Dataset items
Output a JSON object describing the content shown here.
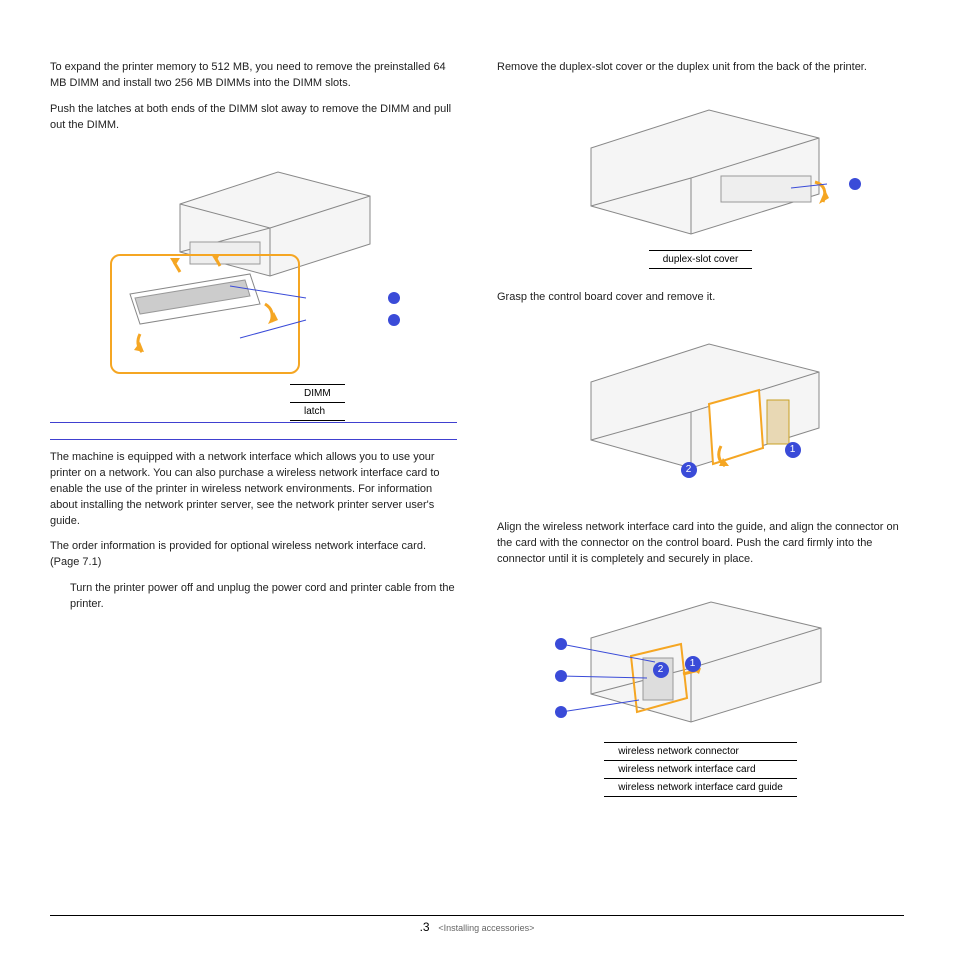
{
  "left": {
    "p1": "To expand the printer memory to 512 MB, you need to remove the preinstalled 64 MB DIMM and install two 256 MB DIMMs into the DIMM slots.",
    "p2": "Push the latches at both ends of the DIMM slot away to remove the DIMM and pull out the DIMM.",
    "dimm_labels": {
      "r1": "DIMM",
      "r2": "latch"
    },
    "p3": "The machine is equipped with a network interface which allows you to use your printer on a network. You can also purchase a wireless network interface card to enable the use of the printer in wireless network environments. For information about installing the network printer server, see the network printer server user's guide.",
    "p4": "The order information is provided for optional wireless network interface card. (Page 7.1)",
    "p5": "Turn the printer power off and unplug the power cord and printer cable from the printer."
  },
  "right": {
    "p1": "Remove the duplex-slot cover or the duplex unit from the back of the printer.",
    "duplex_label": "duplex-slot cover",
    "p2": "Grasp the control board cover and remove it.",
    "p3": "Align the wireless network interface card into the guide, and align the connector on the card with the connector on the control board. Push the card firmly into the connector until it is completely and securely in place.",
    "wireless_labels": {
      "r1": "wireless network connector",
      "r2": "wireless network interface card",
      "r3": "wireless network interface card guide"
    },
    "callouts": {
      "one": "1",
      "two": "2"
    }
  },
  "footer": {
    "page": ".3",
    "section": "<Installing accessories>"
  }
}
--
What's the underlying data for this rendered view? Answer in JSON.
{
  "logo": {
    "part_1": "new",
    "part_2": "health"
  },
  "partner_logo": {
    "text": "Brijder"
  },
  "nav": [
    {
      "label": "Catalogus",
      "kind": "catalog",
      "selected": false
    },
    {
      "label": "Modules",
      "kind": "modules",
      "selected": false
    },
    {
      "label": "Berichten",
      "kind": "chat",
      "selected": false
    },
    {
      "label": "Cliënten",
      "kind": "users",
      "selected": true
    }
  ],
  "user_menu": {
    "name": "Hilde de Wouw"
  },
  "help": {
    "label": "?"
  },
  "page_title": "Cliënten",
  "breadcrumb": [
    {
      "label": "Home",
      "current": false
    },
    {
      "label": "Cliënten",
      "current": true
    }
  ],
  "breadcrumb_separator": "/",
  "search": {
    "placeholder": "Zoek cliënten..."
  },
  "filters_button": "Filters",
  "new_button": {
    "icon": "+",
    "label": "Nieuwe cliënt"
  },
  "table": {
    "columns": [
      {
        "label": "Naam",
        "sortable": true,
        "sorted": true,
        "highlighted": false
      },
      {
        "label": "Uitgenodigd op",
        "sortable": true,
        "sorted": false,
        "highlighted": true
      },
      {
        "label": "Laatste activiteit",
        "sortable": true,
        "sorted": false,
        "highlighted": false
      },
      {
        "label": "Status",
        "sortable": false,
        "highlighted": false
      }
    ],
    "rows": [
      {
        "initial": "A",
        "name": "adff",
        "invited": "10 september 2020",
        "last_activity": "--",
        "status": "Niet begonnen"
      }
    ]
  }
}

WHAT THE TASK ASKS ▸ Return each line of the data that contains the string "into".

RESULT OF THE TASK ▸
    "p1": "To expand the printer memory to 512 MB, you need to remove the preinstalled 64 MB DIMM and install two 256 MB DIMMs into the DIMM slots.",
    "p3": "Align the wireless network interface card into the guide, and align the connector on the card with the connector on the control board. Push the card firmly into the connector until it is completely and securely in place.",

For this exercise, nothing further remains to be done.